* Begin Listed entries *

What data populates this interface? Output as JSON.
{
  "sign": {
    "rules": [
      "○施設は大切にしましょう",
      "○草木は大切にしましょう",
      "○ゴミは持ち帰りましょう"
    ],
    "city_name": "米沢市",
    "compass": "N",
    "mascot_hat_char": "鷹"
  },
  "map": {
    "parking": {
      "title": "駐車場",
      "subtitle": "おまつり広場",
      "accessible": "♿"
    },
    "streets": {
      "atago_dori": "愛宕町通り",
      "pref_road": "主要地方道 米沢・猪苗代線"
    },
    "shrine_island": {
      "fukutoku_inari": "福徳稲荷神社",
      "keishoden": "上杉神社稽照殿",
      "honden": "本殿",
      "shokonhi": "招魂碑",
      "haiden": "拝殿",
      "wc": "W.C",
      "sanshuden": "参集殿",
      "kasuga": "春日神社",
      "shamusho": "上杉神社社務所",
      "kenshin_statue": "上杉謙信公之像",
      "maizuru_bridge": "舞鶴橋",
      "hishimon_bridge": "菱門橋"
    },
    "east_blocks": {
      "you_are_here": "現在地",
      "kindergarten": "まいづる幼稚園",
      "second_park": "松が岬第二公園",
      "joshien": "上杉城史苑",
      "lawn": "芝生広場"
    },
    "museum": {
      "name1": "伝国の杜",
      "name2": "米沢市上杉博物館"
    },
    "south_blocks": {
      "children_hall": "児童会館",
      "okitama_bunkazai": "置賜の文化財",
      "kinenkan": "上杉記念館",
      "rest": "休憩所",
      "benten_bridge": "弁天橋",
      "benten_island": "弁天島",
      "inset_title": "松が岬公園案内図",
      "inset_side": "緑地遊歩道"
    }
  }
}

* End Listed entries *

### Exercise details
Please set down the whole listing above without altering a single line.

### Output below
What data populates this interface? Output as JSON.
{
  "sign": {
    "rules": [
      "○施設は大切にしましょう",
      "○草木は大切にしましょう",
      "○ゴミは持ち帰りましょう"
    ],
    "city_name": "米沢市",
    "compass": "N",
    "mascot_hat_char": "鷹"
  },
  "map": {
    "parking": {
      "title": "駐車場",
      "subtitle": "おまつり広場",
      "accessible": "♿"
    },
    "streets": {
      "atago_dori": "愛宕町通り",
      "pref_road": "主要地方道 米沢・猪苗代線"
    },
    "shrine_island": {
      "fukutoku_inari": "福徳稲荷神社",
      "keishoden": "上杉神社稽照殿",
      "honden": "本殿",
      "shokonhi": "招魂碑",
      "haiden": "拝殿",
      "wc": "W.C",
      "sanshuden": "参集殿",
      "kasuga": "春日神社",
      "shamusho": "上杉神社社務所",
      "kenshin_statue": "上杉謙信公之像",
      "maizuru_bridge": "舞鶴橋",
      "hishimon_bridge": "菱門橋"
    },
    "east_blocks": {
      "you_are_here": "現在地",
      "kindergarten": "まいづる幼稚園",
      "second_park": "松が岬第二公園",
      "joshien": "上杉城史苑",
      "lawn": "芝生広場"
    },
    "museum": {
      "name1": "伝国の杜",
      "name2": "米沢市上杉博物館"
    },
    "south_blocks": {
      "children_hall": "児童会館",
      "okitama_bunkazai": "置賜の文化財",
      "kinenkan": "上杉記念館",
      "rest": "休憩所",
      "benten_bridge": "弁天橋",
      "benten_island": "弁天島",
      "inset_title": "松が岬公園案内図",
      "inset_side": "緑地遊歩道"
    }
  }
}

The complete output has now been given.